Objective
Can you format the lines below as a numbered list, skipping blank lines and leaving out the picture?

---------- Working data ----------

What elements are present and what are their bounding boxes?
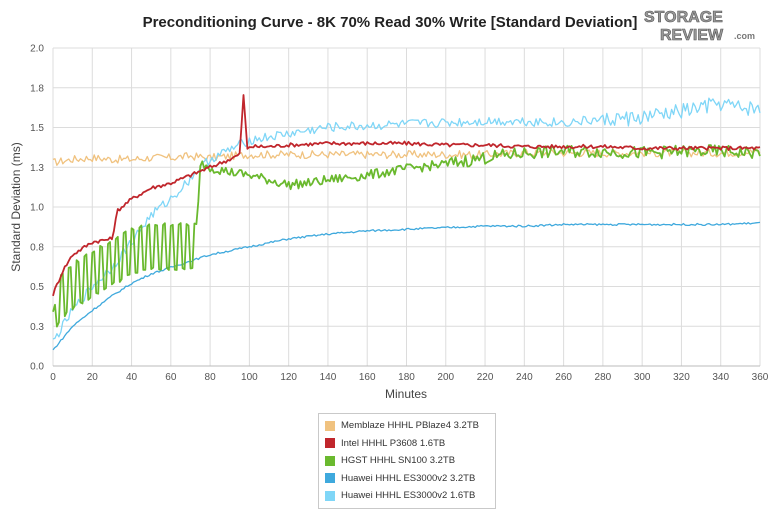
axes: 0.0 0.3 0.5 0.8 1.0 1.3 1.5 1.8 2.0 0 20 40 60 80 100 1… — [30, 44, 769, 384]
y-tick-label: 1.3 — [30, 163, 44, 174]
x-tick-label: 0 — [50, 372, 56, 383]
x-tick-label: 320 — [673, 372, 690, 383]
logo-line2: REVIEW — [660, 27, 724, 44]
chart-title: Preconditioning Curve - 8K 70% Read 30% … — [142, 14, 638, 31]
legend-label: Huawei HHHL ES3000v2 1.6TB — [341, 490, 476, 502]
legend-label: HGST HHHL SN100 3.2TB — [341, 455, 456, 467]
logo-line1: STORAGE — [644, 9, 723, 26]
legend-label: Intel HHHL P3608 1.6TB — [341, 437, 446, 449]
series-line — [52, 94, 761, 297]
x-tick-label: 100 — [241, 372, 258, 383]
y-tick-label: 2.0 — [30, 44, 44, 55]
y-tick-label: 0.8 — [30, 242, 44, 253]
x-tick-label: 220 — [477, 372, 494, 383]
legend-item: Huawei HHHL ES3000v2 1.6TB — [325, 487, 489, 505]
x-tick-label: 280 — [595, 372, 612, 383]
legend-item: Memblaze HHHL PBlaze4 3.2TB — [325, 417, 489, 435]
legend-item: Huawei HHHL ES3000v2 3.2TB — [325, 470, 489, 488]
x-tick-label: 140 — [320, 372, 337, 383]
series-line — [52, 221, 761, 351]
legend-swatch — [325, 420, 335, 431]
legend-item: Intel HHHL P3608 1.6TB — [325, 435, 489, 453]
x-tick-label: 300 — [634, 372, 651, 383]
x-axis-label: Minutes — [385, 387, 427, 401]
legend-swatch — [325, 490, 335, 501]
series-line — [52, 144, 761, 328]
x-tick-label: 180 — [398, 372, 415, 383]
x-tick-label: 40 — [126, 372, 138, 383]
x-tick-label: 120 — [280, 372, 297, 383]
x-tick-label: 160 — [359, 372, 376, 383]
y-tick-label: 0.3 — [30, 322, 44, 333]
series-line — [52, 97, 761, 340]
y-tick-label: 1.0 — [30, 203, 44, 214]
series-lines — [52, 94, 761, 351]
x-tick-label: 200 — [437, 372, 454, 383]
legend-swatch — [325, 473, 335, 484]
x-tick-label: 260 — [555, 372, 572, 383]
legend-swatch — [325, 455, 335, 466]
y-tick-label: 0.0 — [30, 362, 44, 373]
y-tick-label: 1.8 — [30, 83, 44, 94]
legend-item: HGST HHHL SN100 3.2TB — [325, 452, 489, 470]
series-line — [52, 148, 761, 166]
y-tick-label: 0.5 — [30, 282, 44, 293]
grid — [52, 47, 761, 367]
y-tick-label: 1.5 — [30, 123, 44, 134]
x-tick-label: 80 — [205, 372, 217, 383]
legend-label: Huawei HHHL ES3000v2 3.2TB — [341, 472, 476, 484]
storagereview-logo: STORAGE REVIEW .com — [640, 5, 765, 45]
x-tick-label: 20 — [87, 372, 99, 383]
legend-swatch — [325, 438, 335, 449]
logo-suffix: .com — [734, 31, 755, 41]
x-tick-label: 240 — [516, 372, 533, 383]
x-tick-label: 360 — [752, 372, 769, 383]
x-tick-label: 60 — [165, 372, 177, 383]
x-tick-label: 340 — [712, 372, 729, 383]
legend: Memblaze HHHL PBlaze4 3.2TB Intel HHHL P3… — [318, 413, 496, 509]
y-axis-label: Standard Deviation (ms) — [9, 142, 23, 271]
legend-label: Memblaze HHHL PBlaze4 3.2TB — [341, 420, 479, 432]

----------

In response
1. What elements are present and what are their bounding boxes?
2. axes: 0.0 0.3 0.5 0.8 1.0 1.3 1.5 1.8 2.0 0 20 40 60 80 100 1… — [30, 44, 769, 384]
3. y-tick-label: 1.3 — [30, 163, 44, 174]
4. x-tick-label: 0 — [50, 372, 56, 383]
5. x-tick-label: 320 — [673, 372, 690, 383]
6. logo-line2: REVIEW — [660, 27, 724, 44]
7. chart-title: Preconditioning Curve - 8K 70% Read 30% … — [142, 14, 638, 31]
8. legend-label: Huawei HHHL ES3000v2 1.6TB — [341, 490, 476, 502]
9. legend-label: HGST HHHL SN100 3.2TB — [341, 455, 456, 467]
10. logo-line1: STORAGE — [644, 9, 723, 26]
11. legend-label: Intel HHHL P3608 1.6TB — [341, 437, 446, 449]
12. series-line — [52, 94, 761, 297]
13. x-tick-label: 100 — [241, 372, 258, 383]
14. y-tick-label: 2.0 — [30, 44, 44, 55]
15. y-tick-label: 0.8 — [30, 242, 44, 253]
16. x-tick-label: 220 — [477, 372, 494, 383]
17. legend-item: Huawei HHHL ES3000v2 1.6TB — [325, 487, 489, 505]
18. x-tick-label: 280 — [595, 372, 612, 383]
19. legend-item: Memblaze HHHL PBlaze4 3.2TB — [325, 417, 489, 435]
20. legend-item: Huawei HHHL ES3000v2 3.2TB — [325, 470, 489, 488]
21. x-tick-label: 140 — [320, 372, 337, 383]
22. series-line — [52, 221, 761, 351]
23. legend-swatch — [325, 420, 335, 431]
24. legend-item: Intel HHHL P3608 1.6TB — [325, 435, 489, 453]
25. x-tick-label: 300 — [634, 372, 651, 383]
26. x-axis-label: Minutes — [385, 387, 427, 401]
27. legend-swatch — [325, 490, 335, 501]
28. series-line — [52, 144, 761, 328]
29. x-tick-label: 180 — [398, 372, 415, 383]
30. x-tick-label: 40 — [126, 372, 138, 383]
31. x-tick-label: 120 — [280, 372, 297, 383]
32. x-tick-label: 160 — [359, 372, 376, 383]
33. y-tick-label: 0.3 — [30, 322, 44, 333]
34. series-line — [52, 97, 761, 340]
35. y-tick-label: 1.0 — [30, 203, 44, 214]
36. series-lines — [52, 94, 761, 351]
37. x-tick-label: 200 — [437, 372, 454, 383]
38. legend-swatch — [325, 473, 335, 484]
39. x-tick-label: 260 — [555, 372, 572, 383]
40. legend-swatch — [325, 455, 335, 466]
41. y-tick-label: 0.0 — [30, 362, 44, 373]
42. y-tick-label: 1.8 — [30, 83, 44, 94]
43. legend-item: HGST HHHL SN100 3.2TB — [325, 452, 489, 470]
44. series-line — [52, 148, 761, 166]
45. y-tick-label: 0.5 — [30, 282, 44, 293]
46. grid — [52, 47, 761, 367]
47. y-tick-label: 1.5 — [30, 123, 44, 134]
48. x-tick-label: 80 — [205, 372, 217, 383]
49. legend-label: Huawei HHHL ES3000v2 3.2TB — [341, 472, 476, 484]
50. storagereview-logo: STORAGE REVIEW .com — [640, 5, 765, 45]
51. x-tick-label: 20 — [87, 372, 99, 383]
52. legend-swatch — [325, 438, 335, 449]
53. logo-suffix: .com — [734, 31, 755, 41]
54. x-tick-label: 240 — [516, 372, 533, 383]
55. x-tick-label: 360 — [752, 372, 769, 383]
56. x-tick-label: 60 — [165, 372, 177, 383]
57. x-tick-label: 340 — [712, 372, 729, 383]
58. legend: Memblaze HHHL PBlaze4 3.2TB Intel HHHL P3… — [318, 413, 496, 509]
59. y-axis-label: Standard Deviation (ms) — [9, 142, 23, 271]
60. legend-label: Memblaze HHHL PBlaze4 3.2TB — [341, 420, 479, 432]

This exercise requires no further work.